Data extracted from a collection:
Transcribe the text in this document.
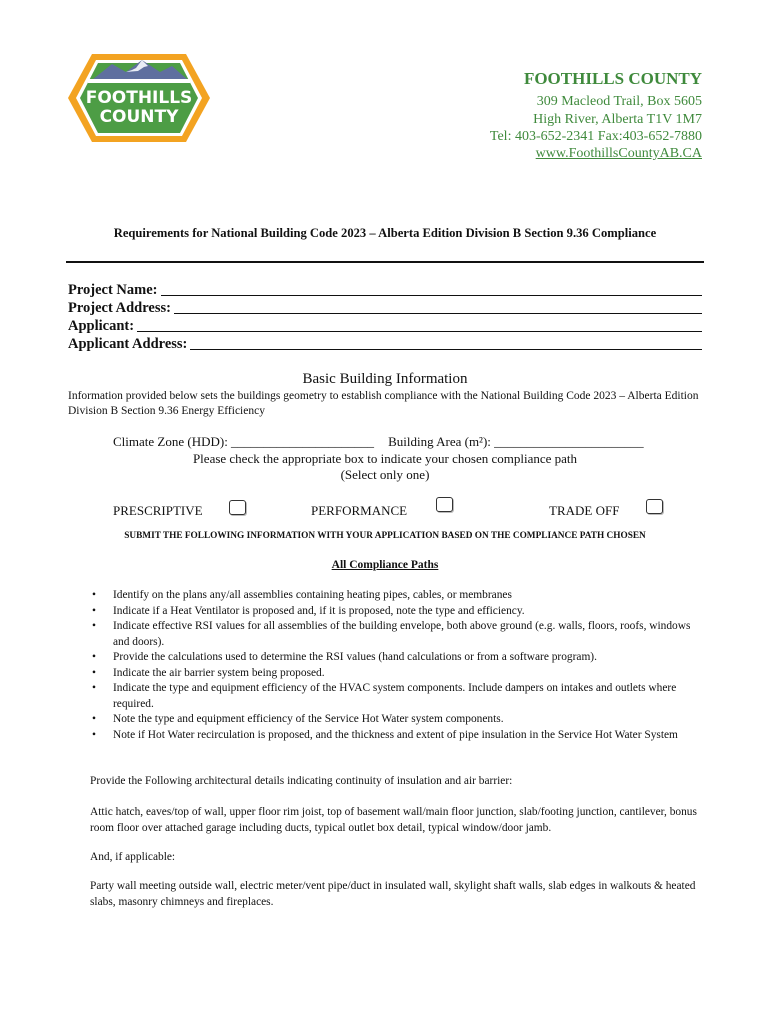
FOOTHILLS
COUNTY
FOOTHILLS COUNTY
309 Macleod Trail, Box 5605
High River, Alberta T1V 1M7
Tel: 403-652-2341 Fax:403-652-7880
www.FoothillsCountyAB.CA
Requirements for National Building Code 2023 – Alberta Edition Division B Section 9.36 Compliance
Project Name:
Project Address:
Applicant:
Applicant Address:
Basic Building Information
Information provided below sets the buildings geometry to establish compliance with the National Building Code 2023 – Alberta Edition Division B Section 9.36 Energy Efficiency
Climate Zone (HDD): ______________________ Building Area (m²): _______________________
Please check the appropriate box to indicate your chosen compliance path
(Select only one)
PRESCRIPTIVE	PERFORMANCE	TRADE OFF
SUBMIT THE FOLLOWING INFORMATION WITH YOUR APPLICATION BASED ON THE COMPLIANCE PATH CHOSEN
All Compliance Paths
• Identify on the plans any/all assemblies containing heating pipes, cables, or membranes
• Indicate if a Heat Ventilator is proposed and, if it is proposed, note the type and efficiency.
• Indicate effective RSI values for all assemblies of the building envelope, both above ground (e.g. walls, floors, roofs, windows and doors).
• Provide the calculations used to determine the RSI values (hand calculations or from a software program).
• Indicate the air barrier system being proposed.
• Indicate the type and equipment efficiency of the HVAC system components. Include dampers on intakes and outlets where required.
• Note the type and equipment efficiency of the Service Hot Water system components.
• Note if Hot Water recirculation is proposed, and the thickness and extent of pipe insulation in the Service Hot Water System
Provide the Following architectural details indicating continuity of insulation and air barrier:
Attic hatch, eaves/top of wall, upper floor rim joist, top of basement wall/main floor junction, slab/footing junction, cantilever, bonus room floor over attached garage including ducts, typical outlet box detail, typical window/door jamb.
And, if applicable:
Party wall meeting outside wall, electric meter/vent pipe/duct in insulated wall, skylight shaft walls, slab edges in walkouts & heated slabs, masonry chimneys and fireplaces.
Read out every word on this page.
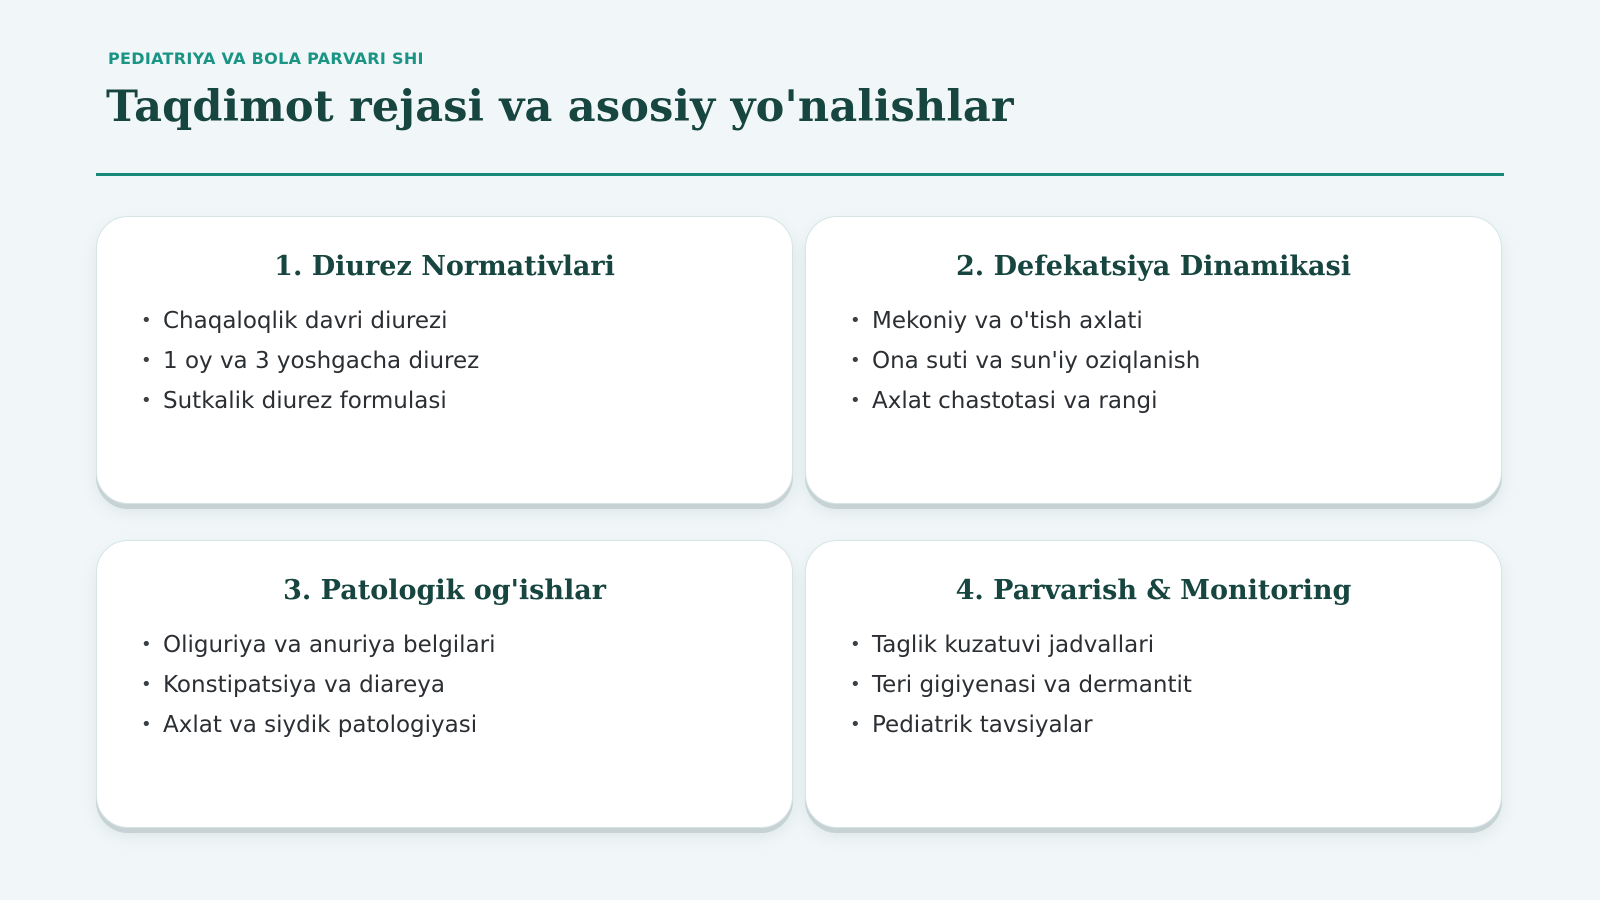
PEDIATRIYA VA BOLA PARVARI SHI
Taqdimot rejasi va asosiy yo'nalishlar
1. Diurez Normativlari
• Chaqaloqlik davri diurezi
• 1 oy va 3 yoshgacha diurez
• Sutkalik diurez formulasi
2. Defekatsiya Dinamikasi
• Mekoniy va o'tish axlati
• Ona suti va sun'iy oziqlanish
• Axlat chastotasi va rangi
3. Patologik og'ishlar
• Oliguriya va anuriya belgilari
• Konstipatsiya va diareya
• Axlat va siydik patologiyasi
4. Parvarish & Monitoring
• Taglik kuzatuvi jadvallari
• Teri gigiyenasi va dermantit
• Pediatrik tavsiyalar
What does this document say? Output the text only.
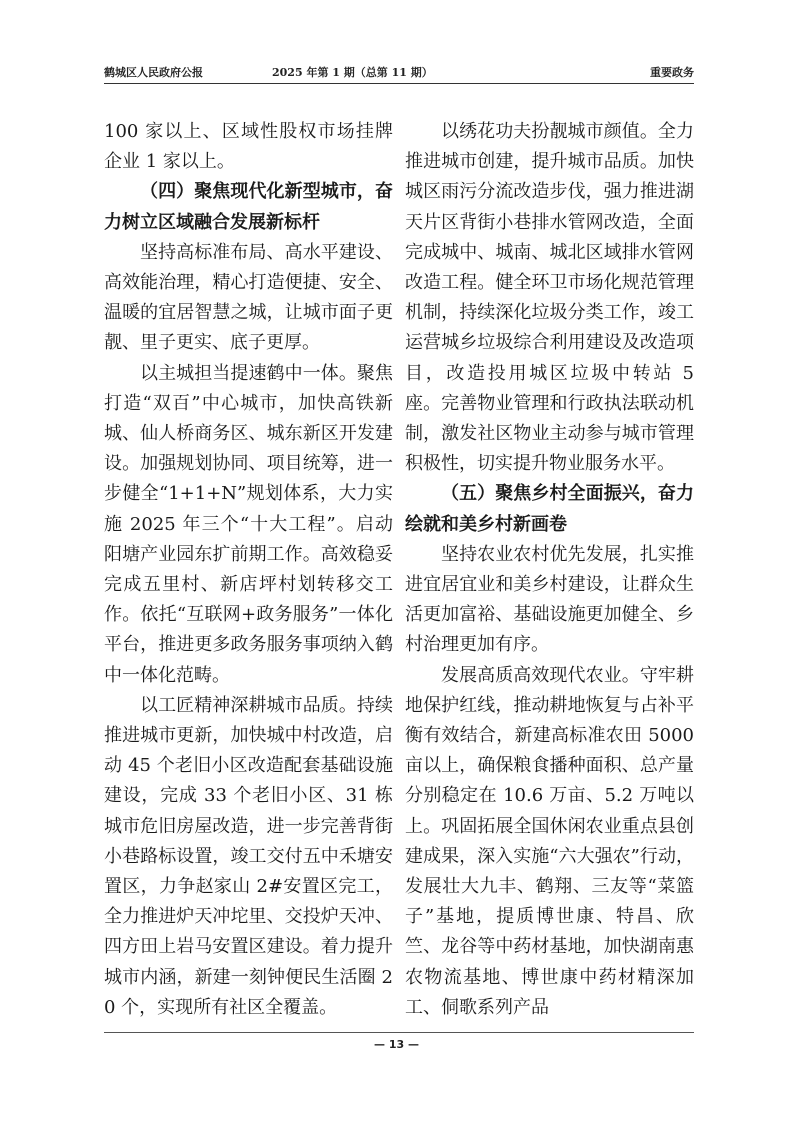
鹤城区人民政府公报	2025 年第 1 期（总第 11 期）	重要政务

100 家以上、区域性股权市场挂牌企业 1 家以上。

（四）聚焦现代化新型城市，奋力树立区域融合发展新标杆

坚持高标准布局、高水平建设、高效能治理，精心打造便捷、安全、温暖的宜居智慧之城，让城市面子更靓、里子更实、底子更厚。

以主城担当提速鹤中一体。聚焦打造“双百”中心城市，加快高铁新城、仙人桥商务区、城东新区开发建设。加强规划协同、项目统筹，进一步健全“1+1+N”规划体系，大力实施 2025 年三个“十大工程”。启动阳塘产业园东扩前期工作。高效稳妥完成五里村、新店坪村划转移交工作。依托“互联网+政务服务”一体化平台，推进更多政务服务事项纳入鹤中一体化范畴。

以工匠精神深耕城市品质。持续推进城市更新，加快城中村改造，启动 45 个老旧小区改造配套基础设施建设，完成 33 个老旧小区、31 栋城市危旧房屋改造，进一步完善背街小巷路标设置，竣工交付五中禾塘安置区，力争赵家山 2#安置区完工，全力推进炉天冲坨里、交投炉天冲、四方田上岩马安置区建设。着力提升城市内涵，新建一刻钟便民生活圈 20 个，实现所有社区全覆盖。

以绣花功夫扮靓城市颜值。全力推进城市创建，提升城市品质。加快城区雨污分流改造步伐，强力推进湖天片区背街小巷排水管网改造，全面完成城中、城南、城北区域排水管网改造工程。健全环卫市场化规范管理机制，持续深化垃圾分类工作，竣工运营城乡垃圾综合利用建设及改造项目，改造投用城区垃圾中转站 5 座。完善物业管理和行政执法联动机制，激发社区物业主动参与城市管理积极性，切实提升物业服务水平。

（五）聚焦乡村全面振兴，奋力绘就和美乡村新画卷

坚持农业农村优先发展，扎实推进宜居宜业和美乡村建设，让群众生活更加富裕、基础设施更加健全、乡村治理更加有序。

发展高质高效现代农业。守牢耕地保护红线，推动耕地恢复与占补平衡有效结合，新建高标准农田 5000 亩以上，确保粮食播种面积、总产量分别稳定在 10.6 万亩、5.2 万吨以上。巩固拓展全国休闲农业重点县创建成果，深入实施“六大强农”行动，发展壮大九丰、鹤翔、三友等“菜篮子”基地，提质博世康、特昌、欣竺、龙谷等中药材基地，加快湖南惠农物流基地、博世康中药材精深加工、侗歌系列产品

— 13 —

• _REQUEST_: Look above for the line containing "What does this"; output that line and all lines after it through the last one exactly, without the pictures.

• _RESULT OF THE TASK_:
What does this document say? Output the text only.
鹤城区人民政府公报	2025 年第 1 期（总第 11 期）	重要政务

100 家以上、区域性股权市场挂牌企业 1 家以上。

（四）聚焦现代化新型城市，奋力树立区域融合发展新标杆

坚持高标准布局、高水平建设、高效能治理，精心打造便捷、安全、温暖的宜居智慧之城，让城市面子更靓、里子更实、底子更厚。

以主城担当提速鹤中一体。聚焦打造“双百”中心城市，加快高铁新城、仙人桥商务区、城东新区开发建设。加强规划协同、项目统筹，进一步健全“1+1+N”规划体系，大力实施 2025 年三个“十大工程”。启动阳塘产业园东扩前期工作。高效稳妥完成五里村、新店坪村划转移交工作。依托“互联网+政务服务”一体化平台，推进更多政务服务事项纳入鹤中一体化范畴。

以工匠精神深耕城市品质。持续推进城市更新，加快城中村改造，启动 45 个老旧小区改造配套基础设施建设，完成 33 个老旧小区、31 栋城市危旧房屋改造，进一步完善背街小巷路标设置，竣工交付五中禾塘安置区，力争赵家山 2#安置区完工，全力推进炉天冲坨里、交投炉天冲、四方田上岩马安置区建设。着力提升城市内涵，新建一刻钟便民生活圈 20 个，实现所有社区全覆盖。

以绣花功夫扮靓城市颜值。全力推进城市创建，提升城市品质。加快城区雨污分流改造步伐，强力推进湖天片区背街小巷排水管网改造，全面完成城中、城南、城北区域排水管网改造工程。健全环卫市场化规范管理机制，持续深化垃圾分类工作，竣工运营城乡垃圾综合利用建设及改造项目，改造投用城区垃圾中转站 5 座。完善物业管理和行政执法联动机制，激发社区物业主动参与城市管理积极性，切实提升物业服务水平。

（五）聚焦乡村全面振兴，奋力绘就和美乡村新画卷

坚持农业农村优先发展，扎实推进宜居宜业和美乡村建设，让群众生活更加富裕、基础设施更加健全、乡村治理更加有序。

发展高质高效现代农业。守牢耕地保护红线，推动耕地恢复与占补平衡有效结合，新建高标准农田 5000 亩以上，确保粮食播种面积、总产量分别稳定在 10.6 万亩、5.2 万吨以上。巩固拓展全国休闲农业重点县创建成果，深入实施“六大强农”行动，发展壮大九丰、鹤翔、三友等“菜篮子”基地，提质博世康、特昌、欣竺、龙谷等中药材基地，加快湖南惠农物流基地、博世康中药材精深加工、侗歌系列产品

— 13 —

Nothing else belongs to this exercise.